> **Task**
Show every line in the records below that contains the word "MONTSERRAT".

> **Source material**
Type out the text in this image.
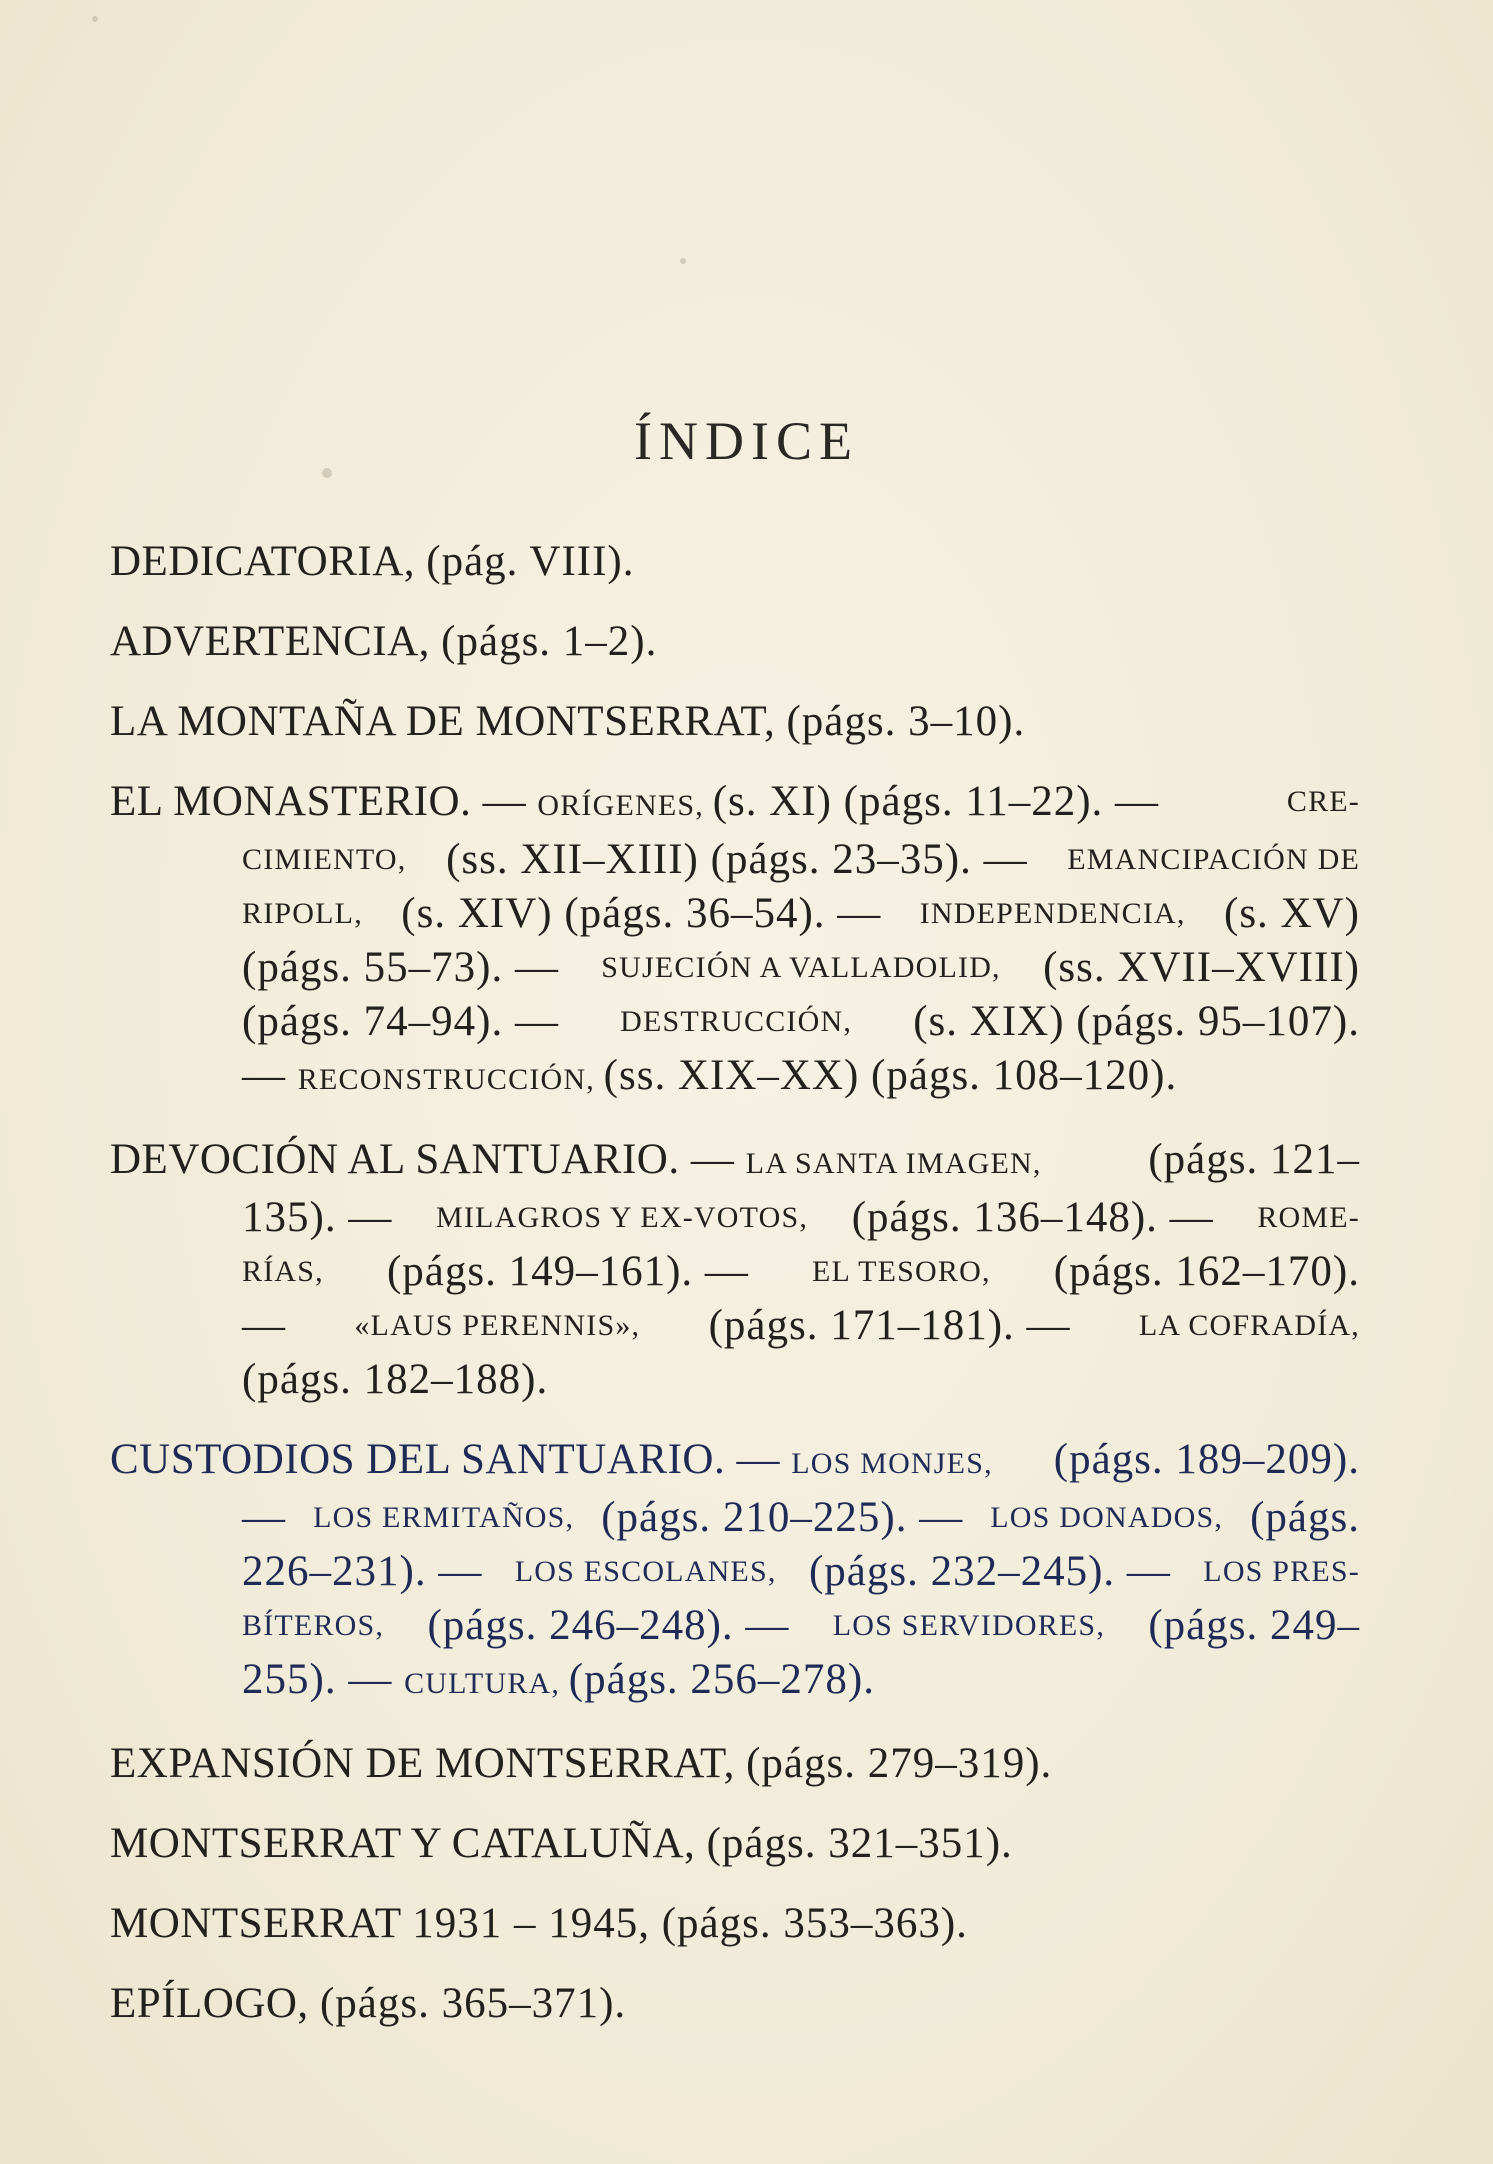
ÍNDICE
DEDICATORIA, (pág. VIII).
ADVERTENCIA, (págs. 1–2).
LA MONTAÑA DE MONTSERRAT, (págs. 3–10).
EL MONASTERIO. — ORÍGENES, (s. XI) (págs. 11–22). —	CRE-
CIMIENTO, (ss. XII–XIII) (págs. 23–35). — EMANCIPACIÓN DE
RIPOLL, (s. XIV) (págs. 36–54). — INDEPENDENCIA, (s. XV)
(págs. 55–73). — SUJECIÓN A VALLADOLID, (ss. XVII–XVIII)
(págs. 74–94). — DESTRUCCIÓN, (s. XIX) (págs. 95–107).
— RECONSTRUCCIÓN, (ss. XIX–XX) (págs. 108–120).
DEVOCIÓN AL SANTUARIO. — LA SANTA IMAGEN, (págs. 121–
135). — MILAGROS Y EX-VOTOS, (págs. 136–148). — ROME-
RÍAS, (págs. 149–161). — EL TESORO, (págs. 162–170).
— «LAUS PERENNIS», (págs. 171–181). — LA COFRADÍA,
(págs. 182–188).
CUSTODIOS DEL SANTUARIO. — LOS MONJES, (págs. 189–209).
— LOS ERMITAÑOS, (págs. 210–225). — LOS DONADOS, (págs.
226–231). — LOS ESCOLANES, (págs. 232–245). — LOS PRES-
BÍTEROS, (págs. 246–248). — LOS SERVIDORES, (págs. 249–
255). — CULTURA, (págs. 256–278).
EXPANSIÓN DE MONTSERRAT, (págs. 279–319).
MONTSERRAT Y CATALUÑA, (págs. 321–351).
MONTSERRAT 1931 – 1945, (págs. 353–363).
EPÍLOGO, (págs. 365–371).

> **Exercise output**
LA MONTAÑA DE MONTSERRAT, (págs. 3–10).
EXPANSIÓN DE MONTSERRAT, (págs. 279–319).
MONTSERRAT Y CATALUÑA, (págs. 321–351).
MONTSERRAT 1931 – 1945, (págs. 353–363).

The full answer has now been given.